*Task description*.
Reproduce the listing below without any change.

*Record list*.
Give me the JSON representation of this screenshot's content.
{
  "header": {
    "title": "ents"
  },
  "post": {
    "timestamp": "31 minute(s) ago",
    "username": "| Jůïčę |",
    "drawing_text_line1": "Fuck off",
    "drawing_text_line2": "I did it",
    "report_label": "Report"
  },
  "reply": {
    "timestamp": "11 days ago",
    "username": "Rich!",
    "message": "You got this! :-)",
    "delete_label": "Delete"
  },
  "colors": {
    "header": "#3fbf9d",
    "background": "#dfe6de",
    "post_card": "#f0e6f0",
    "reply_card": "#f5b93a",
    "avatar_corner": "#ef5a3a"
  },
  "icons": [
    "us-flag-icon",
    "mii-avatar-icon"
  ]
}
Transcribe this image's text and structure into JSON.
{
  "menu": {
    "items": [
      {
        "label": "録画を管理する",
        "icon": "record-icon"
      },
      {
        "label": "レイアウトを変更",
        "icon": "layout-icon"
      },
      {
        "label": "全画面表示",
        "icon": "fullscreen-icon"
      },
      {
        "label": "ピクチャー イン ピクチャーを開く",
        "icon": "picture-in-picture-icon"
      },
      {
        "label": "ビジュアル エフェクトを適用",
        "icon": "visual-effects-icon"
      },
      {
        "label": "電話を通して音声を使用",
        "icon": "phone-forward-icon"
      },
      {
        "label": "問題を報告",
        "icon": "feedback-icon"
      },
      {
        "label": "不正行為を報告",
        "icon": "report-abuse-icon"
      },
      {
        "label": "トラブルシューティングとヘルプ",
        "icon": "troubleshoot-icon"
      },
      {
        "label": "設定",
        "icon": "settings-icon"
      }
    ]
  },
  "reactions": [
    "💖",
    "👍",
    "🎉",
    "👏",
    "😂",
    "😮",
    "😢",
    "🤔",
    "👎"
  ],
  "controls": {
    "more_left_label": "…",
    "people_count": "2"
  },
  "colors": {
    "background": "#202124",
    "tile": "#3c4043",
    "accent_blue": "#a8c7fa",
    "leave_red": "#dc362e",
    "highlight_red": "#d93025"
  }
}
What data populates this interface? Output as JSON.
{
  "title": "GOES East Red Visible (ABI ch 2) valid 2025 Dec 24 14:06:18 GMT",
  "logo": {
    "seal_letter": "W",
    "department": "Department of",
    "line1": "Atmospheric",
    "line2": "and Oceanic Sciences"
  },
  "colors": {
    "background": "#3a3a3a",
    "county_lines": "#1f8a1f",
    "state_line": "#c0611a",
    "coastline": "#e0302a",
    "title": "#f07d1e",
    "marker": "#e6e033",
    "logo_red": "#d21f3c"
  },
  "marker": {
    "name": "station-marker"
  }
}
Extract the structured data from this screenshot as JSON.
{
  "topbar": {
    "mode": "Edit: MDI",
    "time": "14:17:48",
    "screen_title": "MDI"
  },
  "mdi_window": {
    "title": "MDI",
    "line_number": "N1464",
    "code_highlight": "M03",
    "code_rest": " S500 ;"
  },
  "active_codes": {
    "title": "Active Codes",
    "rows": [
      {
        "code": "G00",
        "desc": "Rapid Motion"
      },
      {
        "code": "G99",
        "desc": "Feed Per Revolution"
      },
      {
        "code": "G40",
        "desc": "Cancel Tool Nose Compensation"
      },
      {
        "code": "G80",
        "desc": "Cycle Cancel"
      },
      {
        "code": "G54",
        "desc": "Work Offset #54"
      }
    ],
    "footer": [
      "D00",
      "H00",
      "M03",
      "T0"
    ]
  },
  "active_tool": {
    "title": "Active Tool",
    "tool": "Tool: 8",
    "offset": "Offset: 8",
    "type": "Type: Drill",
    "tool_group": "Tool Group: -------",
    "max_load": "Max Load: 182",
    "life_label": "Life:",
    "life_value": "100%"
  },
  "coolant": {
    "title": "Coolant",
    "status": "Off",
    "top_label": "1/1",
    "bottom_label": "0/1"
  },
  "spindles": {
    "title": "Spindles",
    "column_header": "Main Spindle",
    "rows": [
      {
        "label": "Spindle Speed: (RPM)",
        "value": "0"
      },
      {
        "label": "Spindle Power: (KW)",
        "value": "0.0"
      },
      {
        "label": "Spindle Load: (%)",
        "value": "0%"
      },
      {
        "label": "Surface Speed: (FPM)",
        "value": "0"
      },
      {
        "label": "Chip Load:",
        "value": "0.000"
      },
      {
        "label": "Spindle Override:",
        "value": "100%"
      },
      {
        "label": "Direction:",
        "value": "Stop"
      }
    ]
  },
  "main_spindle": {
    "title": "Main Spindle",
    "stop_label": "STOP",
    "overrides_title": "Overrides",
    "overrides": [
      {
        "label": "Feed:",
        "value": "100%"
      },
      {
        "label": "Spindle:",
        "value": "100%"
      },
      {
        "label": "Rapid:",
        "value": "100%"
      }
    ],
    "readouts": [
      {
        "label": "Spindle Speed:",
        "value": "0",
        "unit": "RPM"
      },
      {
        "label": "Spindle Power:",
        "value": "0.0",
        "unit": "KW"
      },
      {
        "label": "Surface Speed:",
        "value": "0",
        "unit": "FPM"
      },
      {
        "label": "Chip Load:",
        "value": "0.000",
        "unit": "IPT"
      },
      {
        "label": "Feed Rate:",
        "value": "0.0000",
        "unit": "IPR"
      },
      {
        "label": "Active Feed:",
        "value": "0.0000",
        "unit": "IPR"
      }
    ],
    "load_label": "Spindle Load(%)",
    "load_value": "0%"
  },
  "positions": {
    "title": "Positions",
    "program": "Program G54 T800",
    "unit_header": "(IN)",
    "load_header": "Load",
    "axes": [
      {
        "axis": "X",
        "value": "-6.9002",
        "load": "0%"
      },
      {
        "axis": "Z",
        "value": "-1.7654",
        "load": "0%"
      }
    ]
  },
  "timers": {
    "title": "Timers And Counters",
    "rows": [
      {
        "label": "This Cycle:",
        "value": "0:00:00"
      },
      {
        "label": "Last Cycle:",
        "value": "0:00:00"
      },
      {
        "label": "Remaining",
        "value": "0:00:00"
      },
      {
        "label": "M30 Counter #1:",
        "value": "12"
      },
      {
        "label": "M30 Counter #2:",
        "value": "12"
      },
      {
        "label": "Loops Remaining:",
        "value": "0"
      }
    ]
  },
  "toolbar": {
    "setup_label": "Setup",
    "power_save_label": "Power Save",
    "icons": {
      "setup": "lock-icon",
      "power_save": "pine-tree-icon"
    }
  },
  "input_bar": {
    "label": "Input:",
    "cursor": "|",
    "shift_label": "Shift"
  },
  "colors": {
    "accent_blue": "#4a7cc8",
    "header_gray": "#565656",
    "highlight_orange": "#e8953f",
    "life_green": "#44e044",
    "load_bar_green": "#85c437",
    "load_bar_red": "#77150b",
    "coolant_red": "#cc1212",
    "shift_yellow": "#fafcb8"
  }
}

*Reply to the exercise*.
Give me the JSON representation of this screenshot's content.
{
  "header": {
    "title": "ents"
  },
  "post": {
    "timestamp": "31 minute(s) ago",
    "username": "| Jůïčę |",
    "drawing_text_line1": "Fuck off",
    "drawing_text_line2": "I did it",
    "report_label": "Report"
  },
  "reply": {
    "timestamp": "11 days ago",
    "username": "Rich!",
    "message": "You got this! :-)",
    "delete_label": "Delete"
  },
  "colors": {
    "header": "#3fbf9d",
    "background": "#dfe6de",
    "post_card": "#f0e6f0",
    "reply_card": "#f5b93a",
    "avatar_corner": "#ef5a3a"
  },
  "icons": [
    "us-flag-icon",
    "mii-avatar-icon"
  ]
}
Transcribe this image's text and structure into JSON.
{
  "menu": {
    "items": [
      {
        "label": "録画を管理する",
        "icon": "record-icon"
      },
      {
        "label": "レイアウトを変更",
        "icon": "layout-icon"
      },
      {
        "label": "全画面表示",
        "icon": "fullscreen-icon"
      },
      {
        "label": "ピクチャー イン ピクチャーを開く",
        "icon": "picture-in-picture-icon"
      },
      {
        "label": "ビジュアル エフェクトを適用",
        "icon": "visual-effects-icon"
      },
      {
        "label": "電話を通して音声を使用",
        "icon": "phone-forward-icon"
      },
      {
        "label": "問題を報告",
        "icon": "feedback-icon"
      },
      {
        "label": "不正行為を報告",
        "icon": "report-abuse-icon"
      },
      {
        "label": "トラブルシューティングとヘルプ",
        "icon": "troubleshoot-icon"
      },
      {
        "label": "設定",
        "icon": "settings-icon"
      }
    ]
  },
  "reactions": [
    "💖",
    "👍",
    "🎉",
    "👏",
    "😂",
    "😮",
    "😢",
    "🤔",
    "👎"
  ],
  "controls": {
    "more_left_label": "…",
    "people_count": "2"
  },
  "colors": {
    "background": "#202124",
    "tile": "#3c4043",
    "accent_blue": "#a8c7fa",
    "leave_red": "#dc362e",
    "highlight_red": "#d93025"
  }
}
What data populates this interface? Output as JSON.
{
  "title": "GOES East Red Visible (ABI ch 2) valid 2025 Dec 24 14:06:18 GMT",
  "logo": {
    "seal_letter": "W",
    "department": "Department of",
    "line1": "Atmospheric",
    "line2": "and Oceanic Sciences"
  },
  "colors": {
    "background": "#3a3a3a",
    "county_lines": "#1f8a1f",
    "state_line": "#c0611a",
    "coastline": "#e0302a",
    "title": "#f07d1e",
    "marker": "#e6e033",
    "logo_red": "#d21f3c"
  },
  "marker": {
    "name": "station-marker"
  }
}
Extract the structured data from this screenshot as JSON.
{
  "topbar": {
    "mode": "Edit: MDI",
    "time": "14:17:48",
    "screen_title": "MDI"
  },
  "mdi_window": {
    "title": "MDI",
    "line_number": "N1464",
    "code_highlight": "M03",
    "code_rest": " S500 ;"
  },
  "active_codes": {
    "title": "Active Codes",
    "rows": [
      {
        "code": "G00",
        "desc": "Rapid Motion"
      },
      {
        "code": "G99",
        "desc": "Feed Per Revolution"
      },
      {
        "code": "G40",
        "desc": "Cancel Tool Nose Compensation"
      },
      {
        "code": "G80",
        "desc": "Cycle Cancel"
      },
      {
        "code": "G54",
        "desc": "Work Offset #54"
      }
    ],
    "footer": [
      "D00",
      "H00",
      "M03",
      "T0"
    ]
  },
  "active_tool": {
    "title": "Active Tool",
    "tool": "Tool: 8",
    "offset": "Offset: 8",
    "type": "Type: Drill",
    "tool_group": "Tool Group: -------",
    "max_load": "Max Load: 182",
    "life_label": "Life:",
    "life_value": "100%"
  },
  "coolant": {
    "title": "Coolant",
    "status": "Off",
    "top_label": "1/1",
    "bottom_label": "0/1"
  },
  "spindles": {
    "title": "Spindles",
    "column_header": "Main Spindle",
    "rows": [
      {
        "label": "Spindle Speed: (RPM)",
        "value": "0"
      },
      {
        "label": "Spindle Power: (KW)",
        "value": "0.0"
      },
      {
        "label": "Spindle Load: (%)",
        "value": "0%"
      },
      {
        "label": "Surface Speed: (FPM)",
        "value": "0"
      },
      {
        "label": "Chip Load:",
        "value": "0.000"
      },
      {
        "label": "Spindle Override:",
        "value": "100%"
      },
      {
        "label": "Direction:",
        "value": "Stop"
      }
    ]
  },
  "main_spindle": {
    "title": "Main Spindle",
    "stop_label": "STOP",
    "overrides_title": "Overrides",
    "overrides": [
      {
        "label": "Feed:",
        "value": "100%"
      },
      {
        "label": "Spindle:",
        "value": "100%"
      },
      {
        "label": "Rapid:",
        "value": "100%"
      }
    ],
    "readouts": [
      {
        "label": "Spindle Speed:",
        "value": "0",
        "unit": "RPM"
      },
      {
        "label": "Spindle Power:",
        "value": "0.0",
        "unit": "KW"
      },
      {
        "label": "Surface Speed:",
        "value": "0",
        "unit": "FPM"
      },
      {
        "label": "Chip Load:",
        "value": "0.000",
        "unit": "IPT"
      },
      {
        "label": "Feed Rate:",
        "value": "0.0000",
        "unit": "IPR"
      },
      {
        "label": "Active Feed:",
        "value": "0.0000",
        "unit": "IPR"
      }
    ],
    "load_label": "Spindle Load(%)",
    "load_value": "0%"
  },
  "positions": {
    "title": "Positions",
    "program": "Program G54 T800",
    "unit_header": "(IN)",
    "load_header": "Load",
    "axes": [
      {
        "axis": "X",
        "value": "-6.9002",
        "load": "0%"
      },
      {
        "axis": "Z",
        "value": "-1.7654",
        "load": "0%"
      }
    ]
  },
  "timers": {
    "title": "Timers And Counters",
    "rows": [
      {
        "label": "This Cycle:",
        "value": "0:00:00"
      },
      {
        "label": "Last Cycle:",
        "value": "0:00:00"
      },
      {
        "label": "Remaining",
        "value": "0:00:00"
      },
      {
        "label": "M30 Counter #1:",
        "value": "12"
      },
      {
        "label": "M30 Counter #2:",
        "value": "12"
      },
      {
        "label": "Loops Remaining:",
        "value": "0"
      }
    ]
  },
  "toolbar": {
    "setup_label": "Setup",
    "power_save_label": "Power Save",
    "icons": {
      "setup": "lock-icon",
      "power_save": "pine-tree-icon"
    }
  },
  "input_bar": {
    "label": "Input:",
    "cursor": "|",
    "shift_label": "Shift"
  },
  "colors": {
    "accent_blue": "#4a7cc8",
    "header_gray": "#565656",
    "highlight_orange": "#e8953f",
    "life_green": "#44e044",
    "load_bar_green": "#85c437",
    "load_bar_red": "#77150b",
    "coolant_red": "#cc1212",
    "shift_yellow": "#fafcb8"
  }
}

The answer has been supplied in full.